TASK TO COMPLETE
Where a line holds the word "Αύγουστος", copy that line.

Collection entries
*****
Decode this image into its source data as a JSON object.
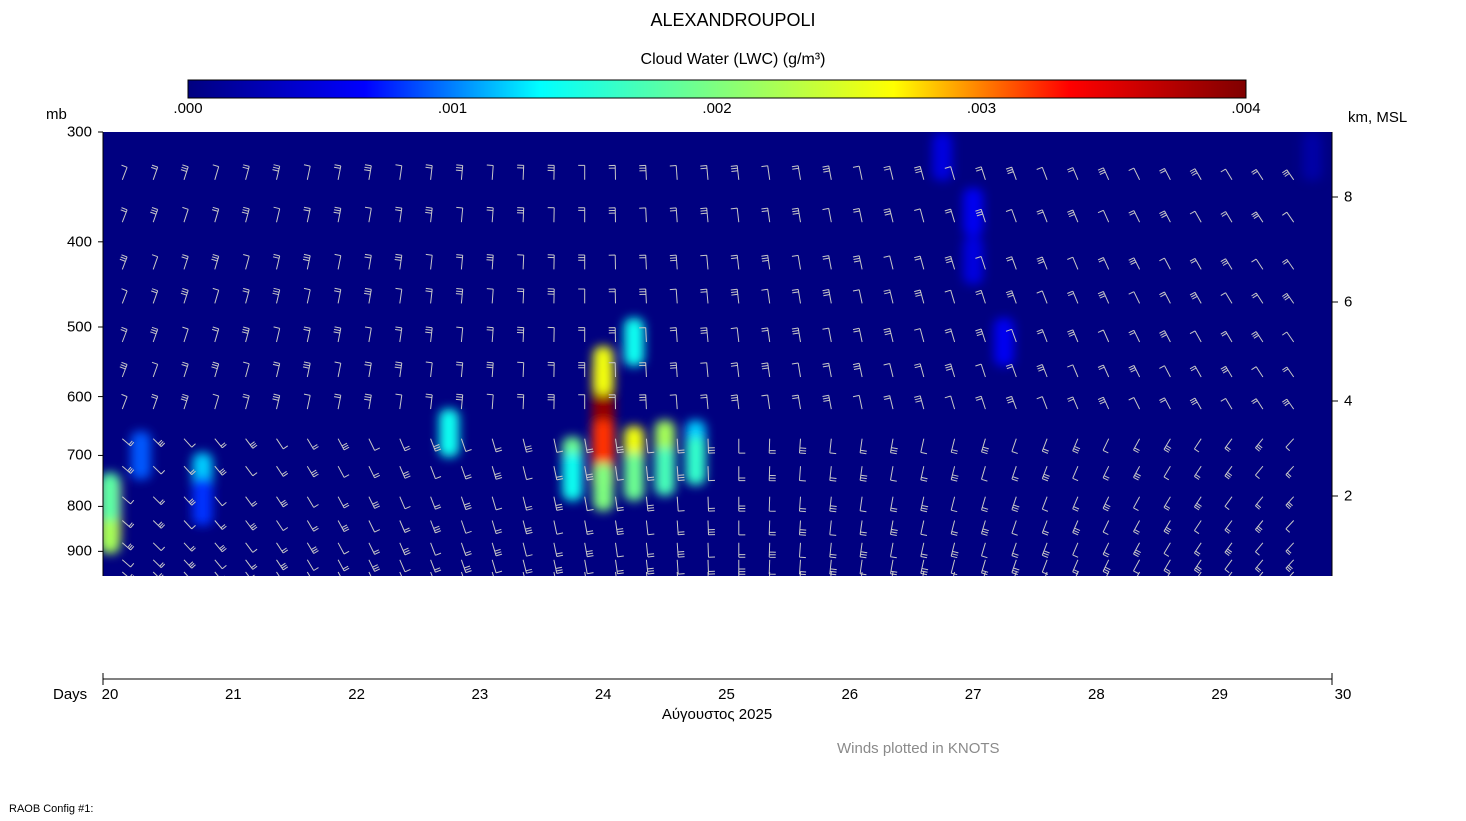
{
  "header": {
    "title": "ALEXANDROUPOLI",
    "colorbar_title": "Cloud Water (LWC) (g/m³)"
  },
  "colorbar": {
    "ticks": [
      ".000",
      ".001",
      ".002",
      ".003",
      ".004"
    ],
    "colors": [
      "#000080",
      "#0000ff",
      "#00ffff",
      "#7fff7f",
      "#ffff00",
      "#ff0000",
      "#800000"
    ]
  },
  "axes": {
    "y_left_unit": "mb",
    "y_right_unit": "km, MSL",
    "pressure_ticks": [
      "300",
      "400",
      "500",
      "600",
      "700",
      "800",
      "900"
    ],
    "height_ticks": [
      "8",
      "6",
      "4",
      "2"
    ],
    "days_label": "Days",
    "day_ticks": [
      "20",
      "21",
      "22",
      "23",
      "24",
      "25",
      "26",
      "27",
      "28",
      "29",
      "30"
    ],
    "month_label": "Αύγουστος 2025"
  },
  "footer": {
    "winds_note": "Winds plotted in KNOTS",
    "config_note": "RAOB Config #1:"
  },
  "chart_data": {
    "type": "heatmap",
    "title": "ALEXANDROUPOLI",
    "subtitle": "Cloud Water (LWC) (g/m³)",
    "xlabel": "Days",
    "x_unit_label": "Αύγουστος 2025",
    "ylabel": "mb",
    "y2label": "km, MSL",
    "xlim": [
      "2025-08-20",
      "2025-08-30"
    ],
    "ylim_mb": [
      960,
      300
    ],
    "y_scale": "log-pressure",
    "zlim": [
      0.0,
      0.004
    ],
    "background_value": 0.0,
    "cells": [
      {
        "day": "2025-08-20T00",
        "p_mb": 810,
        "value": 0.0033
      },
      {
        "day": "2025-08-20T00",
        "p_mb": 850,
        "value": 0.0022
      },
      {
        "day": "2025-08-20T00",
        "p_mb": 780,
        "value": 0.0018
      },
      {
        "day": "2025-08-20T06",
        "p_mb": 700,
        "value": 0.0009
      },
      {
        "day": "2025-08-20T18",
        "p_mb": 740,
        "value": 0.0012
      },
      {
        "day": "2025-08-20T18",
        "p_mb": 790,
        "value": 0.0008
      },
      {
        "day": "2025-08-22T18",
        "p_mb": 660,
        "value": 0.0014
      },
      {
        "day": "2025-08-23T18",
        "p_mb": 710,
        "value": 0.0019
      },
      {
        "day": "2025-08-23T18",
        "p_mb": 740,
        "value": 0.0014
      },
      {
        "day": "2025-08-24T00",
        "p_mb": 600,
        "value": 0.0036
      },
      {
        "day": "2025-08-24T00",
        "p_mb": 640,
        "value": 0.0039
      },
      {
        "day": "2025-08-24T00",
        "p_mb": 560,
        "value": 0.0026
      },
      {
        "day": "2025-08-24T00",
        "p_mb": 700,
        "value": 0.0032
      },
      {
        "day": "2025-08-24T00",
        "p_mb": 760,
        "value": 0.002
      },
      {
        "day": "2025-08-24T06",
        "p_mb": 520,
        "value": 0.0014
      },
      {
        "day": "2025-08-24T06",
        "p_mb": 690,
        "value": 0.0026
      },
      {
        "day": "2025-08-24T06",
        "p_mb": 740,
        "value": 0.0019
      },
      {
        "day": "2025-08-24T12",
        "p_mb": 680,
        "value": 0.0022
      },
      {
        "day": "2025-08-24T12",
        "p_mb": 730,
        "value": 0.0017
      },
      {
        "day": "2025-08-24T18",
        "p_mb": 680,
        "value": 0.0012
      },
      {
        "day": "2025-08-24T18",
        "p_mb": 710,
        "value": 0.0016
      },
      {
        "day": "2025-08-26T18",
        "p_mb": 320,
        "value": 0.0005
      },
      {
        "day": "2025-08-27T00",
        "p_mb": 370,
        "value": 0.0006
      },
      {
        "day": "2025-08-27T00",
        "p_mb": 420,
        "value": 0.0005
      },
      {
        "day": "2025-08-27T06",
        "p_mb": 520,
        "value": 0.0006
      },
      {
        "day": "2025-08-29T18",
        "p_mb": 320,
        "value": 0.0002
      }
    ],
    "wind_barb_rows_mb": [
      340,
      380,
      430,
      470,
      520,
      570,
      620,
      670,
      720,
      780,
      830,
      880,
      920,
      950
    ],
    "wind_barb_columns_days": 41
  }
}
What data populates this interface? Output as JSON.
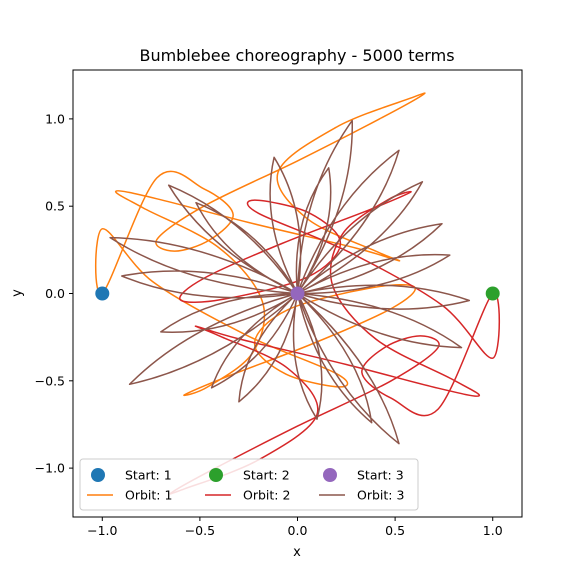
{
  "chart_data": {
    "type": "line",
    "title": "Bumblebee choreography - 5000 terms",
    "xlabel": "x",
    "ylabel": "y",
    "xlim": [
      -1.15,
      1.15
    ],
    "ylim": [
      -1.28,
      1.28
    ],
    "x_ticks": [
      -1.0,
      -0.5,
      0.0,
      0.5,
      1.0
    ],
    "y_ticks": [
      -1.0,
      -0.5,
      0.0,
      0.5,
      1.0
    ],
    "x_tick_labels": [
      "−1.0",
      "−0.5",
      "0.0",
      "0.5",
      "1.0"
    ],
    "y_tick_labels": [
      "−1.0",
      "−0.5",
      "0.0",
      "0.5",
      "1.0"
    ],
    "grid": false,
    "legend_position": "bottom",
    "legend_columns": 3,
    "colors": {
      "start_1": "#1f77b4",
      "orbit_1": "#ff7f0e",
      "start_2": "#2ca02c",
      "orbit_2": "#d62728",
      "start_3": "#9467bd",
      "orbit_3": "#8c564b"
    },
    "start_points": [
      {
        "name": "Start: 1",
        "x": -1.0,
        "y": 0.0
      },
      {
        "name": "Start: 2",
        "x": 1.0,
        "y": 0.0
      },
      {
        "name": "Start: 3",
        "x": 0.0,
        "y": 0.0
      }
    ],
    "series": [
      {
        "name": "Orbit: 1",
        "center": [
          -0.27,
          0.22
        ],
        "x_range": [
          -1.03,
          0.82
        ],
        "y_range": [
          -0.5,
          1.17
        ],
        "x": [
          -1.0,
          -0.72,
          -0.48,
          -0.33,
          -0.45,
          -0.63,
          -0.72,
          -0.48,
          0.0,
          0.42,
          0.64,
          0.58,
          0.2,
          -0.1,
          0.05,
          0.4,
          0.52,
          0.3,
          -0.25,
          -0.72,
          -0.93,
          -0.79,
          -0.4,
          -0.18,
          -0.23,
          -0.46,
          -0.58,
          -0.37,
          0.08,
          0.48,
          0.6,
          0.38,
          -0.05,
          -0.22,
          -0.06,
          0.22,
          0.2,
          -0.26,
          -0.74,
          -1.0
        ]
      },
      {
        "name": "Orbit: 2",
        "center": [
          0.27,
          -0.22
        ],
        "x_range": [
          -0.82,
          1.03
        ],
        "y_range": [
          -1.17,
          0.5
        ]
      },
      {
        "name": "Orbit: 3",
        "center": [
          0.0,
          0.0
        ],
        "x_range": [
          -1.02,
          0.86
        ],
        "y_range": [
          -0.86,
          0.99
        ]
      }
    ]
  }
}
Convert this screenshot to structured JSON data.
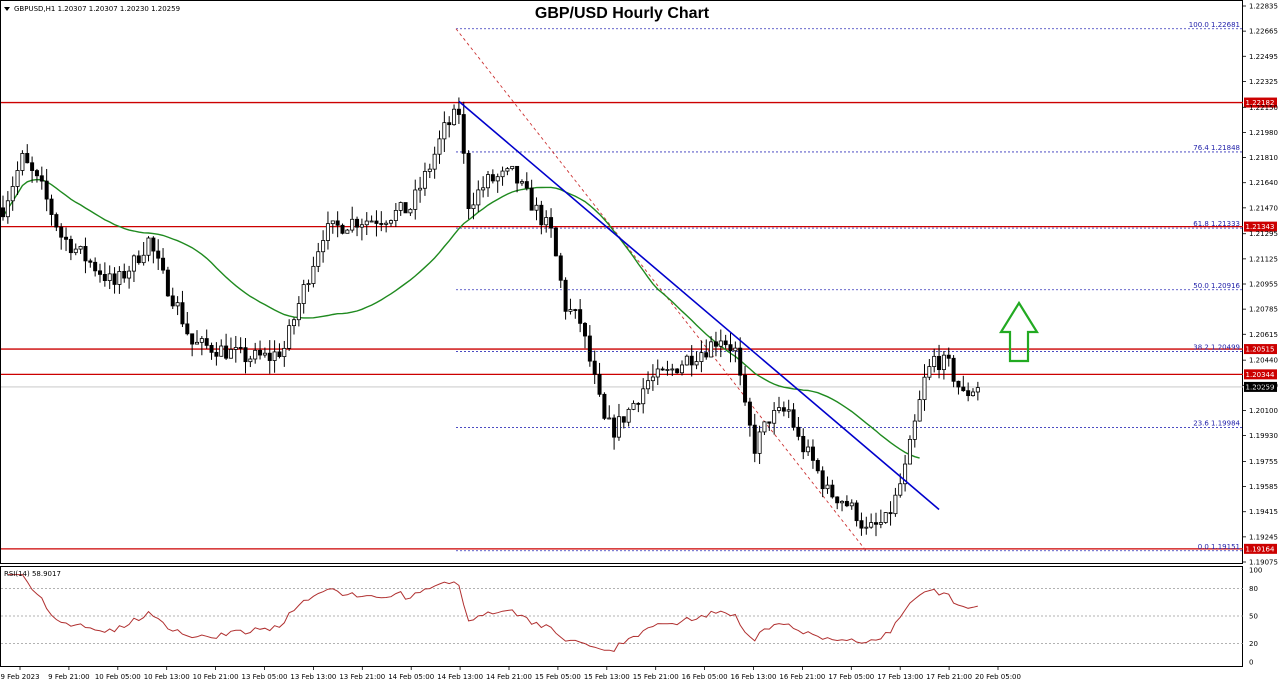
{
  "header": {
    "symbol_info": "GBPUSD,H1  1.20307 1.20307 1.20230 1.20259",
    "title": "GBP/USD Hourly Chart"
  },
  "rsi_panel": {
    "label": "RSI(14) 58.9017",
    "scale_labels": [
      "100",
      "80",
      "50",
      "20",
      "0"
    ]
  },
  "chart_data": [
    {
      "type": "candlestick",
      "title": "GBP/USD Hourly Chart",
      "symbol": "GBPUSD",
      "timeframe": "H1",
      "last_ohlc": {
        "open": 1.20307,
        "high": 1.20307,
        "low": 1.2023,
        "close": 1.20259
      },
      "ylim": [
        1.19075,
        1.22835
      ],
      "y_ticks": [
        1.22835,
        1.22665,
        1.22495,
        1.22325,
        1.2215,
        1.2198,
        1.2181,
        1.2164,
        1.2147,
        1.21295,
        1.21125,
        1.20955,
        1.20785,
        1.20615,
        1.2044,
        1.2027,
        1.201,
        1.1993,
        1.19755,
        1.19585,
        1.19415,
        1.19245,
        1.19075
      ],
      "x_tick_labels": [
        "9 Feb 2023",
        "9 Feb 21:00",
        "10 Feb 05:00",
        "10 Feb 13:00",
        "10 Feb 21:00",
        "13 Feb 05:00",
        "13 Feb 13:00",
        "13 Feb 21:00",
        "14 Feb 05:00",
        "14 Feb 13:00",
        "14 Feb 21:00",
        "15 Feb 05:00",
        "15 Feb 13:00",
        "15 Feb 21:00",
        "16 Feb 05:00",
        "16 Feb 13:00",
        "16 Feb 21:00",
        "17 Feb 05:00",
        "17 Feb 13:00",
        "17 Feb 21:00",
        "20 Feb 05:00"
      ],
      "current_price": {
        "value": 1.20259,
        "label": "1.20259"
      },
      "horizontal_levels": [
        {
          "value": 1.22182,
          "label": "1.22182",
          "color": "#cc0000"
        },
        {
          "value": 1.21343,
          "label": "1.21343",
          "color": "#cc0000"
        },
        {
          "value": 1.20515,
          "label": "1.20515",
          "color": "#cc0000"
        },
        {
          "value": 1.20344,
          "label": "1.20344",
          "color": "#cc0000"
        },
        {
          "value": 1.19164,
          "label": "1.19164",
          "color": "#cc0000"
        }
      ],
      "fibonacci": {
        "high": 1.22681,
        "low": 1.19151,
        "levels": [
          {
            "label": "100.0 1.22681",
            "value": 1.22681
          },
          {
            "label": "76.4 1.21848",
            "value": 1.21848
          },
          {
            "label": "61.8 1.21333",
            "value": 1.21333
          },
          {
            "label": "50.0 1.20916",
            "value": 1.20916
          },
          {
            "label": "38.2 1.20499",
            "value": 1.20499
          },
          {
            "label": "23.6 1.19984",
            "value": 1.19984
          },
          {
            "label": "0.0 1.19151",
            "value": 1.19151
          }
        ]
      },
      "trendline": {
        "from": {
          "bar": 94,
          "price": 1.2219
        },
        "to": {
          "bar": 193,
          "price": 1.1943
        },
        "color": "#0000cc"
      },
      "moving_average": {
        "color": "#1f8a1f"
      },
      "annotation": {
        "type": "up-arrow",
        "color": "#22aa22"
      },
      "colors": {
        "up": "#ffffff",
        "down": "#000000",
        "wick": "#000000"
      }
    },
    {
      "type": "line",
      "name": "RSI(14)",
      "latest": 58.9017,
      "ylim": [
        0,
        100
      ],
      "levels": [
        80,
        50,
        20
      ],
      "color": "#b03030"
    }
  ]
}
*****
RESULT OF THIS EXERCISE
    "month_label": "Αύγουστος 2025"
    "x_unit_label": "Αύγουστος 2025",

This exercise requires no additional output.